Dataset listings of figures:
········

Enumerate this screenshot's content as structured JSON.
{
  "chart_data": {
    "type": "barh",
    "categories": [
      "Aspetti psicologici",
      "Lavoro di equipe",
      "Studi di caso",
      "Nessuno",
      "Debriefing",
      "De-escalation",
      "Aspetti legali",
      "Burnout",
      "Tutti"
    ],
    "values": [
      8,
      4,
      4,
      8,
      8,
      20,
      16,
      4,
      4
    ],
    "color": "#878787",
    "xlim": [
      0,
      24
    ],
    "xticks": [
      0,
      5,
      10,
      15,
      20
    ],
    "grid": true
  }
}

········

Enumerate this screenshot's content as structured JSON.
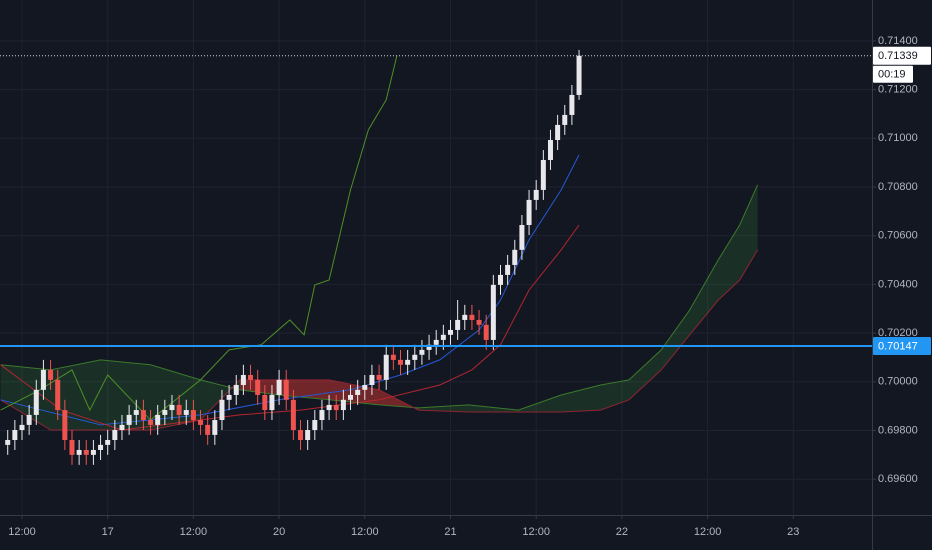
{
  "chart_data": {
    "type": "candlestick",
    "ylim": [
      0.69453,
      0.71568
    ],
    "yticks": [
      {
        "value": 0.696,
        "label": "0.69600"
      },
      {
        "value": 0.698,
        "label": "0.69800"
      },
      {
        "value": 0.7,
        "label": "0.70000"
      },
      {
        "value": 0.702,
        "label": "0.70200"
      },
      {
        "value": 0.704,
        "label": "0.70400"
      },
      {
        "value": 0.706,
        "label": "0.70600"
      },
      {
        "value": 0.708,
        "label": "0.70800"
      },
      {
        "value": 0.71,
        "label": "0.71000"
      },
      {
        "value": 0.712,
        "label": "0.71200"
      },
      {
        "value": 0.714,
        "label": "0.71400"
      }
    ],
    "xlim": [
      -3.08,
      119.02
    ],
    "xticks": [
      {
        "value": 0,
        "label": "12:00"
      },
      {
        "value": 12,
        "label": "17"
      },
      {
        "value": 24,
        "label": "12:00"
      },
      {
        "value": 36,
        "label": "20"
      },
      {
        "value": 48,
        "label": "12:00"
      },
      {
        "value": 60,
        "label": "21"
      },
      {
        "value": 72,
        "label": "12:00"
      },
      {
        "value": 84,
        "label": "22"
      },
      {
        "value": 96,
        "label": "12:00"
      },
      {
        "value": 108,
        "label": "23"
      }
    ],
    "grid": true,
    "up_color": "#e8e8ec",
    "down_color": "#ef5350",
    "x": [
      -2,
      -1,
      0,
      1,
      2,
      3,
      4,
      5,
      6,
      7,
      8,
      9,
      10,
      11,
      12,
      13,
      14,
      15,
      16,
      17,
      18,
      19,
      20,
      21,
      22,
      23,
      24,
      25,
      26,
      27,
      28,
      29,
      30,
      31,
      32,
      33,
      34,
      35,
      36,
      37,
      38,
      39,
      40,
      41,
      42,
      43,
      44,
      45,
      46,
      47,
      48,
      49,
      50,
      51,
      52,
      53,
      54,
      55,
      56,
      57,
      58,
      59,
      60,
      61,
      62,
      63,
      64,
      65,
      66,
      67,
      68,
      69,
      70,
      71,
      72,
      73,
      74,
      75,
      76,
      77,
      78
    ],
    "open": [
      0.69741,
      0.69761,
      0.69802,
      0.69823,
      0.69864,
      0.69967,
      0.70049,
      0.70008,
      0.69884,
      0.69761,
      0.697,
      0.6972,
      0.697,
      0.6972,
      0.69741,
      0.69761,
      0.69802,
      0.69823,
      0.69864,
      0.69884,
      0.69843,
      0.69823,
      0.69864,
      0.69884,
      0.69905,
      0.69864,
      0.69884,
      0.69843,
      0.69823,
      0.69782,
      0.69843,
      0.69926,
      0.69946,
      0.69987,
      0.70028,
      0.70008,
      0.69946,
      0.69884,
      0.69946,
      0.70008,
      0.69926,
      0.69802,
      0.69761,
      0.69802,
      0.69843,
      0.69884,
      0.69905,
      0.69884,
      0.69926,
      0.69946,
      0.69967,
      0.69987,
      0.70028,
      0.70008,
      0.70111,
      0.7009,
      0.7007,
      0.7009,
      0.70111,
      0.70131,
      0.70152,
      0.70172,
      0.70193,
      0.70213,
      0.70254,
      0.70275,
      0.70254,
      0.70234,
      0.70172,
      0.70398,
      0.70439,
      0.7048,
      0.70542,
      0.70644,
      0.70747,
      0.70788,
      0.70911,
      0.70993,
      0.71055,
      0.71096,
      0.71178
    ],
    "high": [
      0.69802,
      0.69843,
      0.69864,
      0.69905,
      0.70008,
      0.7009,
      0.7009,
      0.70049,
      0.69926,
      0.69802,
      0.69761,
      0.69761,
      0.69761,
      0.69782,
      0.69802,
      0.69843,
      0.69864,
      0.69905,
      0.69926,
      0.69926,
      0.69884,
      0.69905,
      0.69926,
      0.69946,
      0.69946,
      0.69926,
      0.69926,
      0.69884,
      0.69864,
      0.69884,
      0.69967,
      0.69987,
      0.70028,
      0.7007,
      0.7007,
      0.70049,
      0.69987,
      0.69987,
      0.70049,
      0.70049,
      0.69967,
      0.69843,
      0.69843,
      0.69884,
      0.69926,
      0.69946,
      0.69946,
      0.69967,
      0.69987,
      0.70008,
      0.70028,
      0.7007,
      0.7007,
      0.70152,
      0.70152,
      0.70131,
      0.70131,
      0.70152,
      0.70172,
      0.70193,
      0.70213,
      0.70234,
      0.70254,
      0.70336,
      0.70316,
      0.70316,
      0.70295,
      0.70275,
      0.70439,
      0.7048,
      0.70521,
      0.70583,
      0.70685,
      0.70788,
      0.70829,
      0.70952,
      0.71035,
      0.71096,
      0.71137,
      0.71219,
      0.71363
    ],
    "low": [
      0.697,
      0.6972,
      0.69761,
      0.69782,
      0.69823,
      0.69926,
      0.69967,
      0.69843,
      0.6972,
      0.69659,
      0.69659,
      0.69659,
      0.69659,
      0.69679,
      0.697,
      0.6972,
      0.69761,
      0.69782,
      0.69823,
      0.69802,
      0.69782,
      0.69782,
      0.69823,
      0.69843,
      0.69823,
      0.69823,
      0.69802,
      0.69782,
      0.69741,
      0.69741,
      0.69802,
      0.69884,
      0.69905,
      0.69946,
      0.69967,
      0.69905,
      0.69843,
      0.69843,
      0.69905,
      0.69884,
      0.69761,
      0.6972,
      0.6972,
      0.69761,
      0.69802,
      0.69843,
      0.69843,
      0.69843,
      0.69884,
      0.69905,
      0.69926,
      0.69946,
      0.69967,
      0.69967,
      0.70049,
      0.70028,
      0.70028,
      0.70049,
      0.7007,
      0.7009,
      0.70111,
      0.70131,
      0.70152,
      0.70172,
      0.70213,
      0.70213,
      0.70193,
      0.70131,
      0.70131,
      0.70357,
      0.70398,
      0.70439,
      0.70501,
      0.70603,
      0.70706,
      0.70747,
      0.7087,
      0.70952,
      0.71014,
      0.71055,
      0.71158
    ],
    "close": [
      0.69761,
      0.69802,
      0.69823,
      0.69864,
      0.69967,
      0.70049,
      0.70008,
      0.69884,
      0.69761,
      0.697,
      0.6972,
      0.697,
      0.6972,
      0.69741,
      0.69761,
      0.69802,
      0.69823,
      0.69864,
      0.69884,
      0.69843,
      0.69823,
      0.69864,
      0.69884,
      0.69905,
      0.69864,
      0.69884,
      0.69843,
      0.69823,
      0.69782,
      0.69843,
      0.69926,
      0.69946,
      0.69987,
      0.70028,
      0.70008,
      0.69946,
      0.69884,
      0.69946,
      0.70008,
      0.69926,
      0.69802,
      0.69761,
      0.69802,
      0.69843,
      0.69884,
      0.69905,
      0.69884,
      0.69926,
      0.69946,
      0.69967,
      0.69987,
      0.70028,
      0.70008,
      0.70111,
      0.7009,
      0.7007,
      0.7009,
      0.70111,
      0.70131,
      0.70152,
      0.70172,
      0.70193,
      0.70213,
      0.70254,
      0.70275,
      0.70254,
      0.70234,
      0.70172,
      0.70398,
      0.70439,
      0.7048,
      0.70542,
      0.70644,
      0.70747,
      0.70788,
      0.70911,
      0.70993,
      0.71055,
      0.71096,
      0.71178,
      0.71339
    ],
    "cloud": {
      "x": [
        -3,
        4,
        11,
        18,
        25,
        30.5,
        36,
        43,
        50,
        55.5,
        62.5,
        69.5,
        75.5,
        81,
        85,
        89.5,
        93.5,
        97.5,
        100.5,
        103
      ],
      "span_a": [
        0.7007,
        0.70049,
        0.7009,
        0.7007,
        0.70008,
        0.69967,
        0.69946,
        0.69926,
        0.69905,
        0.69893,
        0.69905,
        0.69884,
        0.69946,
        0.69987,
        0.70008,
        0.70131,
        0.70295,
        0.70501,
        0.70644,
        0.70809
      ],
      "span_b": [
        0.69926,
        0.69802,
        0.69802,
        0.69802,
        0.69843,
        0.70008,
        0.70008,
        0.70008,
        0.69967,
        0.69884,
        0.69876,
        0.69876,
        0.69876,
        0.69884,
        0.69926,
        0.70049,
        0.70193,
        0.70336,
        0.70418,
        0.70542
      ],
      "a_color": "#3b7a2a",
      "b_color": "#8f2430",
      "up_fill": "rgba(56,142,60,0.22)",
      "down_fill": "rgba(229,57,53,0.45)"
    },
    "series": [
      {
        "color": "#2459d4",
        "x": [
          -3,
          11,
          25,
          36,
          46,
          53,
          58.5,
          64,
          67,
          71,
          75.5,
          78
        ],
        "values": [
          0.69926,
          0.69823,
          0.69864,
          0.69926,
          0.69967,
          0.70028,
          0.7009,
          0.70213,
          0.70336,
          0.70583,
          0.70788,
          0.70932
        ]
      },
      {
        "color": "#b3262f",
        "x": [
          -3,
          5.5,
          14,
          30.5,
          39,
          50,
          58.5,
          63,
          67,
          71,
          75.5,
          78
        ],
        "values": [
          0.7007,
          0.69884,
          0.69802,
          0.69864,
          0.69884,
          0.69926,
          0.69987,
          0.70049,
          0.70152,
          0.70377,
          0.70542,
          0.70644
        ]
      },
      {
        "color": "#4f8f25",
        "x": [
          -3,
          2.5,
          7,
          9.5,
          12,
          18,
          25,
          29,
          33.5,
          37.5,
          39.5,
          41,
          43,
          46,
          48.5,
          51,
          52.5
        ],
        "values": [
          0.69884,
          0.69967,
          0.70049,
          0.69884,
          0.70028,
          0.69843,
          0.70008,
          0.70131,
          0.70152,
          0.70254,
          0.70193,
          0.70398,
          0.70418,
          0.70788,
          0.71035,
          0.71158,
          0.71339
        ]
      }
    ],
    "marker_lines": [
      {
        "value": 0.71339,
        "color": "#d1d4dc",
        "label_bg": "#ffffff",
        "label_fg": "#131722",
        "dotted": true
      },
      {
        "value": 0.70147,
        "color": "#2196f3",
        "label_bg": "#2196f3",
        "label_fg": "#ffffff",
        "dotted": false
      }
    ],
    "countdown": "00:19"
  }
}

········

## The request
Collect the lines of the data that carry the word "rgba".

## Worked answer
      "up_fill": "rgba(56,142,60,0.22)",
      "down_fill": "rgba(229,57,53,0.45)"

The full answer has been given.